What you have to do: Without including any pictures, copy each entry below exactly.

------ Available records

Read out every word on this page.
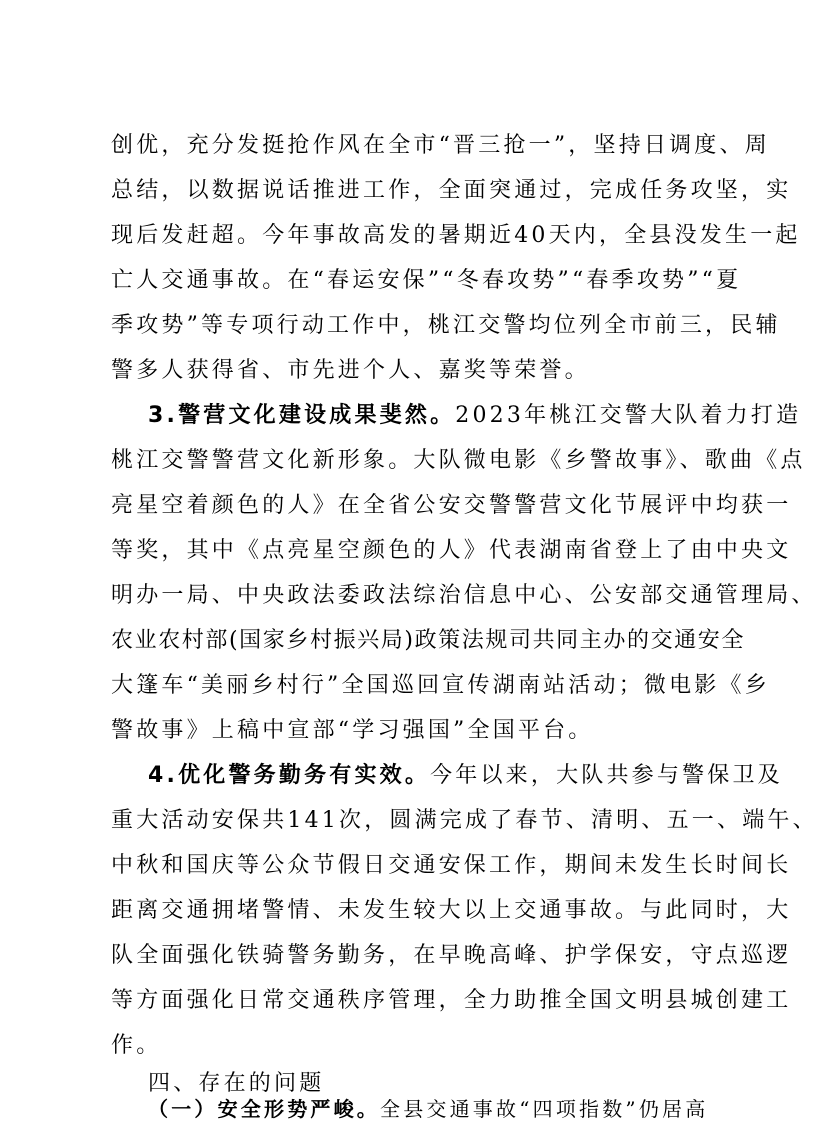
创优，充分发挺抢作风在全市“晋三抢一”，坚持日调度、周
总结，以数据说话推进工作，全面突通过，完成任务攻坚，实
现后发赶超。今年事故高发的暑期近40天内，全县没发生一起
亡人交通事故。在“春运安保”“冬春攻势”“春季攻势”“夏
季攻势”等专项行动工作中，桃江交警均位列全市前三，民辅
警多人获得省、市先进个人、嘉奖等荣誉。
3.警营文化建设成果斐然。2023年桃江交警大队着力打造
桃江交警警营文化新形象。大队微电影《乡警故事》、歌曲《点
亮星空着颜色的人》在全省公安交警警营文化节展评中均获一
等奖，其中《点亮星空颜色的人》代表湖南省登上了由中央文
明办一局、中央政法委政法综治信息中心、公安部交通管理局、
农业农村部(国家乡村振兴局)政策法规司共同主办的交通安全
大篷车“美丽乡村行”全国巡回宣传湖南站活动；微电影《乡
警故事》上稿中宣部“学习强国”全国平台。
4.优化警务勤务有实效。今年以来，大队共参与警保卫及
重大活动安保共141次，圆满完成了春节、清明、五一、端午、
中秋和国庆等公众节假日交通安保工作，期间未发生长时间长
距离交通拥堵警情、未发生较大以上交通事故。与此同时，大
队全面强化铁骑警务勤务，在早晚高峰、护学保安，守点巡逻
等方面强化日常交通秩序管理，全力助推全国文明县城创建工
作。
四、存在的问题
（一）安全形势严峻。全县交通事故“四项指数”仍居高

------------

The response:
Read out every word on this page.
创优，充分发挺抢作风在全市“晋三抢一”，坚持日调度、周
总结，以数据说话推进工作，全面突通过，完成任务攻坚，实
现后发赶超。今年事故高发的暑期近40天内，全县没发生一起
亡人交通事故。在“春运安保”“冬春攻势”“春季攻势”“夏
季攻势”等专项行动工作中，桃江交警均位列全市前三，民辅
警多人获得省、市先进个人、嘉奖等荣誉。
3.警营文化建设成果斐然。2023年桃江交警大队着力打造
桃江交警警营文化新形象。大队微电影《乡警故事》、歌曲《点
亮星空着颜色的人》在全省公安交警警营文化节展评中均获一
等奖，其中《点亮星空颜色的人》代表湖南省登上了由中央文
明办一局、中央政法委政法综治信息中心、公安部交通管理局、
农业农村部(国家乡村振兴局)政策法规司共同主办的交通安全
大篷车“美丽乡村行”全国巡回宣传湖南站活动；微电影《乡
警故事》上稿中宣部“学习强国”全国平台。
4.优化警务勤务有实效。今年以来，大队共参与警保卫及
重大活动安保共141次，圆满完成了春节、清明、五一、端午、
中秋和国庆等公众节假日交通安保工作，期间未发生长时间长
距离交通拥堵警情、未发生较大以上交通事故。与此同时，大
队全面强化铁骑警务勤务，在早晚高峰、护学保安，守点巡逻
等方面强化日常交通秩序管理，全力助推全国文明县城创建工
作。
四、存在的问题
（一）安全形势严峻。全县交通事故“四项指数”仍居高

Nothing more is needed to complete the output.